TASK OBJECTIVE :: Within the records below, find each line that holds the string "phone", then copy it.

ENTRIES SUPPLIED ::

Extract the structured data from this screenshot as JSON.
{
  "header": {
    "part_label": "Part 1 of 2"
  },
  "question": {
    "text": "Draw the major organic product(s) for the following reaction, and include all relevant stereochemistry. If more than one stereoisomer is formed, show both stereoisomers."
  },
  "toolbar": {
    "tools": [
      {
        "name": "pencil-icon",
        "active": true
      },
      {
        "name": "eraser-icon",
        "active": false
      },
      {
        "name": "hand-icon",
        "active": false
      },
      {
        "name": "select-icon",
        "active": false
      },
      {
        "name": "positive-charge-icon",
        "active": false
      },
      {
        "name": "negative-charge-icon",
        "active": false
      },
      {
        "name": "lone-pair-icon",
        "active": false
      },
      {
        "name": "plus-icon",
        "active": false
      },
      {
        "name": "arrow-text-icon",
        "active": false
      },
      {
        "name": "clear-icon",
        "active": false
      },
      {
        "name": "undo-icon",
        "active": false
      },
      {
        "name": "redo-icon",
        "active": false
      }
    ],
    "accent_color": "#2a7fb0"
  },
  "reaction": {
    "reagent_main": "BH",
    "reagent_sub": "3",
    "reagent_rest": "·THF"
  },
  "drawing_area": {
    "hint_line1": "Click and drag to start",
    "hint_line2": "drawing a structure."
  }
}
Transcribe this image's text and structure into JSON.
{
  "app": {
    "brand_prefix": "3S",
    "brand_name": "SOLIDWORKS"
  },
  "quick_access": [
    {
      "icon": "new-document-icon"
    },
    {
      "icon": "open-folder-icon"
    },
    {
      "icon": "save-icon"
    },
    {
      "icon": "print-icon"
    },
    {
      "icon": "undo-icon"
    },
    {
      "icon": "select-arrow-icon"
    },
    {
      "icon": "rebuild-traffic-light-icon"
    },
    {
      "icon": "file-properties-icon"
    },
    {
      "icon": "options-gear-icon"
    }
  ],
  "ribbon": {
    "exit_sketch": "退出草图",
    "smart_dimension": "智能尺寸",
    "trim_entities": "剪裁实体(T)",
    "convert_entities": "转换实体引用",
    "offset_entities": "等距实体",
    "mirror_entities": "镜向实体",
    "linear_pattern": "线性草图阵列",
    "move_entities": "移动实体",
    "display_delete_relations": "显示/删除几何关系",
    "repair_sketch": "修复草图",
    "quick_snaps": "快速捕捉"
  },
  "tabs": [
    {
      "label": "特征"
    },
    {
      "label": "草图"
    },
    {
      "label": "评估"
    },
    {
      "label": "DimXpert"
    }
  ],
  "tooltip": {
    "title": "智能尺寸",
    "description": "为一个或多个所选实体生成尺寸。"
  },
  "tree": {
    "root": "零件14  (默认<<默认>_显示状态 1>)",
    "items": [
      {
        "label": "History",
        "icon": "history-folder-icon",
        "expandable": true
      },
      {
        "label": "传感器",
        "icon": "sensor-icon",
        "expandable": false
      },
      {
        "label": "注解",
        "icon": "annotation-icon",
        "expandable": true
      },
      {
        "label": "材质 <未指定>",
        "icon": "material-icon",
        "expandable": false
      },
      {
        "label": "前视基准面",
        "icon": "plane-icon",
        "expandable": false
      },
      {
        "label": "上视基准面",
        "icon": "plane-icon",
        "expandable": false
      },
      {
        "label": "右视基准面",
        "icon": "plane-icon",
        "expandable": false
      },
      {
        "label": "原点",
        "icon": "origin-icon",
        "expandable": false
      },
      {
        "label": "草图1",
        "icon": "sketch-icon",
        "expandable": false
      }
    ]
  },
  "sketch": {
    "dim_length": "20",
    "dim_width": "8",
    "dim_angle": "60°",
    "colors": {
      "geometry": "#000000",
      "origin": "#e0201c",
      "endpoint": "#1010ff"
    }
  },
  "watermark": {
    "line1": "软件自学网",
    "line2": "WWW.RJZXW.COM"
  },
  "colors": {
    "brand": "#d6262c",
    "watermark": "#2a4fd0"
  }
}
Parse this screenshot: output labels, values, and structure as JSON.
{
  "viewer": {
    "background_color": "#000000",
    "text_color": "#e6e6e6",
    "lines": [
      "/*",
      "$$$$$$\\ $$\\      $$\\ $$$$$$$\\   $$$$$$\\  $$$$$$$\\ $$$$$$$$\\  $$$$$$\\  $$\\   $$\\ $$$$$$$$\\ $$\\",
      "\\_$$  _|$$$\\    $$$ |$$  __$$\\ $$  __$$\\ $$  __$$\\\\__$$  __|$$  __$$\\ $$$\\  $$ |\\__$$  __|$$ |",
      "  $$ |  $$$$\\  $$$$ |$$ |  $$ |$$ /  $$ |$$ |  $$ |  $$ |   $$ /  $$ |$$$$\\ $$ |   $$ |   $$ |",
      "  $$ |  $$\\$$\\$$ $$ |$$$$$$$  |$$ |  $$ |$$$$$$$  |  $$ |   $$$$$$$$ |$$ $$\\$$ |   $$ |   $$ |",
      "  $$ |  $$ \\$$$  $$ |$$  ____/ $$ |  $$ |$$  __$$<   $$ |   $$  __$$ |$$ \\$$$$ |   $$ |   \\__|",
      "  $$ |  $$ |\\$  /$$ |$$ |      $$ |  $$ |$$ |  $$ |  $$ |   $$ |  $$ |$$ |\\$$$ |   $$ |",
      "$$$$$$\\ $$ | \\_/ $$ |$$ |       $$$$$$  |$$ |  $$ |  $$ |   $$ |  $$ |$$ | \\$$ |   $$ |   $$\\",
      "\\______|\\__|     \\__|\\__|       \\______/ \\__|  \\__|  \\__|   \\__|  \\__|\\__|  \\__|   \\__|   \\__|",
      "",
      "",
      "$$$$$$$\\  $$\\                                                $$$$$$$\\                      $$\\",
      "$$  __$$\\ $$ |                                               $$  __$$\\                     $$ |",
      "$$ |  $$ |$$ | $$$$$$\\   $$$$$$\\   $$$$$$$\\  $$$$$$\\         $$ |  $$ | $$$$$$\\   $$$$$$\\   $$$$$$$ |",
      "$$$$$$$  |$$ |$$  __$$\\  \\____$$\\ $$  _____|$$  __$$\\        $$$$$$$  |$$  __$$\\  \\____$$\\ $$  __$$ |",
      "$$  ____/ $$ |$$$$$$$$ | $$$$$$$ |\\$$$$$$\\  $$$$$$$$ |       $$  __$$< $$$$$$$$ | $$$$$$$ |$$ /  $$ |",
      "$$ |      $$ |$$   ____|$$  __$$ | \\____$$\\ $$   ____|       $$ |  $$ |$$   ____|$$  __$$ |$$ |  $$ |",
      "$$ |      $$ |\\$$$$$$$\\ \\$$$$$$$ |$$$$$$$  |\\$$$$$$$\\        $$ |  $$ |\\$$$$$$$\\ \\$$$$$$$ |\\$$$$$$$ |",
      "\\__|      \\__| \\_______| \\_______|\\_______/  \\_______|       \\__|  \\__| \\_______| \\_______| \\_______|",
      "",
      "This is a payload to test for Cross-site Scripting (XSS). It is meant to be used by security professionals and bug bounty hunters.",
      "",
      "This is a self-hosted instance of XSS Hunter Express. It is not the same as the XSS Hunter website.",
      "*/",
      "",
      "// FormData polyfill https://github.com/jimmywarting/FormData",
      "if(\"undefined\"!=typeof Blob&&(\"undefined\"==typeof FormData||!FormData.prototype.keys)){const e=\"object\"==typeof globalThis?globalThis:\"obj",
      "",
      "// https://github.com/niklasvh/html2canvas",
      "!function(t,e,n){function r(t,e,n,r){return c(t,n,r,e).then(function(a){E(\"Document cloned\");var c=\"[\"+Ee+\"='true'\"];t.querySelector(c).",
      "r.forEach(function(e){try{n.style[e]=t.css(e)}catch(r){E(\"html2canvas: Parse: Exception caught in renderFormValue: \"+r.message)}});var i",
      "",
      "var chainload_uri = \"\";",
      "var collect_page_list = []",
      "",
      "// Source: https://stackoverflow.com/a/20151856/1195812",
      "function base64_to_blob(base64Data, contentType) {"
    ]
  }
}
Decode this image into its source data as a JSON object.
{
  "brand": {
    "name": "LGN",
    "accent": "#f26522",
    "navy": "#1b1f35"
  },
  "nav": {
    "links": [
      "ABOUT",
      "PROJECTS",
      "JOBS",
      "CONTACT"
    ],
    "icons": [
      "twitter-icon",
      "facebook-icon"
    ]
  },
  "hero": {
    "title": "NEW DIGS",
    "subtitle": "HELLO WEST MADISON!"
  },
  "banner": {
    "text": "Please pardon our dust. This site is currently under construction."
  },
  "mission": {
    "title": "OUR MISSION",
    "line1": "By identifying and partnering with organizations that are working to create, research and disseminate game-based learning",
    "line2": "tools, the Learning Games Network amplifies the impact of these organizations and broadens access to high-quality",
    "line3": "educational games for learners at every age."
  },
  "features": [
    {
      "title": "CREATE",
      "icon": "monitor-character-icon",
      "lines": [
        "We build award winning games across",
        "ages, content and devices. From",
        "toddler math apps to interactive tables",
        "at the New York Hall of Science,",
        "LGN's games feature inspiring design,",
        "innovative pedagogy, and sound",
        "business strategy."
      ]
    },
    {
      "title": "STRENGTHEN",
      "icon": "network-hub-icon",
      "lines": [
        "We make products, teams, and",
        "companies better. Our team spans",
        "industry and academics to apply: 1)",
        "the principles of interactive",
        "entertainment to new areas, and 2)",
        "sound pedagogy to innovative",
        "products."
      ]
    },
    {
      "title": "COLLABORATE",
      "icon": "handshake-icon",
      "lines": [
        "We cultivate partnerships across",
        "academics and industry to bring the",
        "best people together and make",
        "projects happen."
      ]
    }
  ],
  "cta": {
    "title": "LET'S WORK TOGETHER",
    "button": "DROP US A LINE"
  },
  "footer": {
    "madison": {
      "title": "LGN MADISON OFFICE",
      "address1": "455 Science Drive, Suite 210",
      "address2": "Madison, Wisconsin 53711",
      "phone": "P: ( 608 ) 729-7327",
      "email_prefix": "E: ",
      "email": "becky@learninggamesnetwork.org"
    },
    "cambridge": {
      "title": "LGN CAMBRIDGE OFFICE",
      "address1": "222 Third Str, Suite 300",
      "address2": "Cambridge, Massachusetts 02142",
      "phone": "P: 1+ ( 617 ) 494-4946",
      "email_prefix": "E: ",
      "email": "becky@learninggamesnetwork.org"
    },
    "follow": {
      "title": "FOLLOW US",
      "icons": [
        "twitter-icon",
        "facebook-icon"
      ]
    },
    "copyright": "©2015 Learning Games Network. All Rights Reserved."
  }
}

RESULT FOR THIS TASK ::
      "phone": "P: ( 608 ) 729-7327",
      "phone": "P: 1+ ( 617 ) 494-4946",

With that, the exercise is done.